# ENTRIES SHOWN:
==========

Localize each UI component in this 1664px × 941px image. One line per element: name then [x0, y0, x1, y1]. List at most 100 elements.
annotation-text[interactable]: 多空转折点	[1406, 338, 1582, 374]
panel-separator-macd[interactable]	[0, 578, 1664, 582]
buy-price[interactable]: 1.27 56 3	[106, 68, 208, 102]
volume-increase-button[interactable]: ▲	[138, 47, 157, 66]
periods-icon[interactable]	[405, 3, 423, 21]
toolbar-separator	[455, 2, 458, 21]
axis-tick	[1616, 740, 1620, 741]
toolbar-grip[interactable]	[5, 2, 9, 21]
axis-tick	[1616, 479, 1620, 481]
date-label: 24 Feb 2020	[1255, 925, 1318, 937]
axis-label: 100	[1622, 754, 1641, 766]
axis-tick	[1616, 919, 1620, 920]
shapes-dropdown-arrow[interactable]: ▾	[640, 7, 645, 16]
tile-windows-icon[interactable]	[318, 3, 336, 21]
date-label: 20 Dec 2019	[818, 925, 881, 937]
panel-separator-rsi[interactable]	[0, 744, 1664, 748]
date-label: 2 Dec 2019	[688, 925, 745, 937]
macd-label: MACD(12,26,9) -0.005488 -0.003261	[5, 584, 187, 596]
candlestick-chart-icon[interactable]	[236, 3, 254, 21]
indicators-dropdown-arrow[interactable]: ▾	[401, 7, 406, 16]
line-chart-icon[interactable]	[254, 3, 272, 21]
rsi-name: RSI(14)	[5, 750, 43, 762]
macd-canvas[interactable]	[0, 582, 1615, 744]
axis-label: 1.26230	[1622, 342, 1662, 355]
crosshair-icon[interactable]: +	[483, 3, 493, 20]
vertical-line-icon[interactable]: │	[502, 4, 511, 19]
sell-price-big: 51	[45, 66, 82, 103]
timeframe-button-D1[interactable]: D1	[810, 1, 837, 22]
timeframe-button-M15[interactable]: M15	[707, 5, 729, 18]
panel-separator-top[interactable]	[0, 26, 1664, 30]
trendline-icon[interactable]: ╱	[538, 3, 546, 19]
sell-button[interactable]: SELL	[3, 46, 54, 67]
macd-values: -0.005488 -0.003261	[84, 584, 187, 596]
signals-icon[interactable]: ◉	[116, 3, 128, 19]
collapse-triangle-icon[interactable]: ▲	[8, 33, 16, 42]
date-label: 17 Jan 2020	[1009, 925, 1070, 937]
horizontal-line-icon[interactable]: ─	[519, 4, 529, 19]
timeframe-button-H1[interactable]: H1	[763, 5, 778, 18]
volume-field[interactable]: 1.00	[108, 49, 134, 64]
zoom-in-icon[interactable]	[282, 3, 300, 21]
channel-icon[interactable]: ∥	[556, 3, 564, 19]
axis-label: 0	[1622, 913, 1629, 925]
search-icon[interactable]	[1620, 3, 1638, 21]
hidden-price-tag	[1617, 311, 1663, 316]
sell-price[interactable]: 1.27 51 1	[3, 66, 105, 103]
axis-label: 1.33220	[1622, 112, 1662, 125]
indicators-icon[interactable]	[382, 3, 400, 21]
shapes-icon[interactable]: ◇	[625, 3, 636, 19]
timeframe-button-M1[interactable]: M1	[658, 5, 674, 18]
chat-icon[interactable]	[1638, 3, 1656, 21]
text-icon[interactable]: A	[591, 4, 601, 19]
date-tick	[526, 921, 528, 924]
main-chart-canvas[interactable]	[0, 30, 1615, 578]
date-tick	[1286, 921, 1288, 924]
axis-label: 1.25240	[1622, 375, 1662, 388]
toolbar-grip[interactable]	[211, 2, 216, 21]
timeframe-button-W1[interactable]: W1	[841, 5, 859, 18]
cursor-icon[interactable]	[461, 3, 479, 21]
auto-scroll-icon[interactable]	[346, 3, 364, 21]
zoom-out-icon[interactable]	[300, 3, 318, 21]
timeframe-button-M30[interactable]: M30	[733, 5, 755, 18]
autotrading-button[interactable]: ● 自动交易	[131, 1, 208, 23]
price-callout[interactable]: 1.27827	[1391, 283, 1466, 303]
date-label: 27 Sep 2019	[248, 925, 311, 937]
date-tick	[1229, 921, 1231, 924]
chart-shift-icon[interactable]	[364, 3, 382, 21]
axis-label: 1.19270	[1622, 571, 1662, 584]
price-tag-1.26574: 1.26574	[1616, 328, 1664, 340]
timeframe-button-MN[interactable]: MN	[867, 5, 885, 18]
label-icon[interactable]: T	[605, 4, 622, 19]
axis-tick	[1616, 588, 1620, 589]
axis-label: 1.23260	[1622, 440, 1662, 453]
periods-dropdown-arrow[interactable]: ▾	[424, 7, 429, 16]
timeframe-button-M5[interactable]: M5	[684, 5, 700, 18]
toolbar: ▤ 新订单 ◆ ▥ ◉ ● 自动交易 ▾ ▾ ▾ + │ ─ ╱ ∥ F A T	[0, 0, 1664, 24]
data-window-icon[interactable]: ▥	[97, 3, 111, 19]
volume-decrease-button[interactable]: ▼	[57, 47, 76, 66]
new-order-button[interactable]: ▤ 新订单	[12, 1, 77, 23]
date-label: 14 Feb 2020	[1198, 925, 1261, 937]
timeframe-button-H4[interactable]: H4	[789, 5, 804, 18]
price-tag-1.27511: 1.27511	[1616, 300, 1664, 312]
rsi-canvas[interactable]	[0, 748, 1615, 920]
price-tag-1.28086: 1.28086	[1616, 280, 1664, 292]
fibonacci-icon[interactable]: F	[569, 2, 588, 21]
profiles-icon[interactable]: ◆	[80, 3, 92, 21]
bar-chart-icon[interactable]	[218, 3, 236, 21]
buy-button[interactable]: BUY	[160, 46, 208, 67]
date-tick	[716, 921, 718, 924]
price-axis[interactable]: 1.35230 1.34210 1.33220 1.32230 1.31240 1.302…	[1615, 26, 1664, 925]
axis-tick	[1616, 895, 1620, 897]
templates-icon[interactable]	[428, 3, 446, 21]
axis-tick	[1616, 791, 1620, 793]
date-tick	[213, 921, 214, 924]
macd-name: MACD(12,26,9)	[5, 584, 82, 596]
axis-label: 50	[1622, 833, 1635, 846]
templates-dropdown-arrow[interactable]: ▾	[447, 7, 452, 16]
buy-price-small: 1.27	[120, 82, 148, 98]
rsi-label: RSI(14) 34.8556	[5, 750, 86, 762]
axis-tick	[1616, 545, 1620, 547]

==========

# DO THIS:
Extract every line of the listing above, from its first line down to and including the line that contains "578, 1664, 582]", and reproduce them verbatim.

# RESPONSE:
Localize each UI component in this 1664px × 941px image. One line per element: name then [x0, y0, x1, y1]. List at most 100 elements.
annotation-text[interactable]: 多空转折点	[1406, 338, 1582, 374]
panel-separator-macd[interactable]	[0, 578, 1664, 582]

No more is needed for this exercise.